● WRITTEN EXERCISE
Select the lines that contain "name" and copy each of them.

(Part of a data file)

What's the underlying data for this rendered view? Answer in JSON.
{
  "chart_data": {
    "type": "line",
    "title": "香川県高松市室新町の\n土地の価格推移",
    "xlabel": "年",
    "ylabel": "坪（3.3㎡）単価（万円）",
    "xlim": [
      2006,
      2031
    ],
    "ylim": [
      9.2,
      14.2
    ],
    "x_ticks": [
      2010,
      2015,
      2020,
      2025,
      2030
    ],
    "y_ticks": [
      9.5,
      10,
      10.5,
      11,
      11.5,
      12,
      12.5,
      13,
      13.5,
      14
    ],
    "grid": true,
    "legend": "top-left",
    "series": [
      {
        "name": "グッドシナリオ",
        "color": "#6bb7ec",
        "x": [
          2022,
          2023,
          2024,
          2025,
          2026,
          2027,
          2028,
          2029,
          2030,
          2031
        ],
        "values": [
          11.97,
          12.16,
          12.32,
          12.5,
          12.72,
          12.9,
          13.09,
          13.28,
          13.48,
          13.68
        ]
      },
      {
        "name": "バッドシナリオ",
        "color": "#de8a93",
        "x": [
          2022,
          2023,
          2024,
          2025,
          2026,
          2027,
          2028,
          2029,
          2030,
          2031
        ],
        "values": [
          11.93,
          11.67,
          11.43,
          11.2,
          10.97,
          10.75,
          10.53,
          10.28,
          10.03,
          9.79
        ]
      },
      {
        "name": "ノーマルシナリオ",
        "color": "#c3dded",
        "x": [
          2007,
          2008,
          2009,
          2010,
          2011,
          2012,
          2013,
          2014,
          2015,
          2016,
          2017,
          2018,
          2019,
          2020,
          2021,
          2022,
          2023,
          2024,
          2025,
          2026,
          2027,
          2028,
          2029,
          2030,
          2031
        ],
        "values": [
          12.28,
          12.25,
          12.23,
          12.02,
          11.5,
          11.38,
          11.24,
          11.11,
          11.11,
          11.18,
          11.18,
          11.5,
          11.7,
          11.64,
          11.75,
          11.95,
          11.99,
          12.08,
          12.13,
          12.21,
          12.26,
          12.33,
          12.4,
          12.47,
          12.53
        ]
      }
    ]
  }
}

● FULL OUTPUT
        "name": "グッドシナリオ",
        "name": "バッドシナリオ",
        "name": "ノーマルシナリオ",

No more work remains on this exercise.